**What you need to do**
The required output is a single number: how many lines of the material contain the string "title".

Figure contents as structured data

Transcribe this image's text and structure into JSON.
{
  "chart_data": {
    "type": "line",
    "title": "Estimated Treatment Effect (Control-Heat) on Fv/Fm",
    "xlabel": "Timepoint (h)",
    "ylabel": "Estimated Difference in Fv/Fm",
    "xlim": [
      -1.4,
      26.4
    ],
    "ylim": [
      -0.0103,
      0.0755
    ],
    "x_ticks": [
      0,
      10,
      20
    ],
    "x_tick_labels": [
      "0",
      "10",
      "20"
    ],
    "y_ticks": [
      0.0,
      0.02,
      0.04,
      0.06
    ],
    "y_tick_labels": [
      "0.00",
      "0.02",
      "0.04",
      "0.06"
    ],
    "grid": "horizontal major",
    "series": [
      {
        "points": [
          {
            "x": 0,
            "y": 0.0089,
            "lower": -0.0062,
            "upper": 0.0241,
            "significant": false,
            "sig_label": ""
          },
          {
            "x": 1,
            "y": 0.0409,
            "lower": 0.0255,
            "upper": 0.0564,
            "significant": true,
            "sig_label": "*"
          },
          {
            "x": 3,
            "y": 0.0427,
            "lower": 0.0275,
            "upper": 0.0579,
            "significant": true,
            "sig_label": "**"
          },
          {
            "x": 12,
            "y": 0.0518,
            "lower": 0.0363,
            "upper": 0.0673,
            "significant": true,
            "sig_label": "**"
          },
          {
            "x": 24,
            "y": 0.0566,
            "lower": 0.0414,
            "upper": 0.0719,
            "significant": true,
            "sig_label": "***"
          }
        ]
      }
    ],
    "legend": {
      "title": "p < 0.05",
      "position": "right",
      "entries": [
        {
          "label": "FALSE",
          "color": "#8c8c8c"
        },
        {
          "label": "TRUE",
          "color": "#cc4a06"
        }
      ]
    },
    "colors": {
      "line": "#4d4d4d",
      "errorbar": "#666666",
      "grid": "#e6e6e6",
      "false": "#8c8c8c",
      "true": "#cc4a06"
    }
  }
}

**Result of this task**
2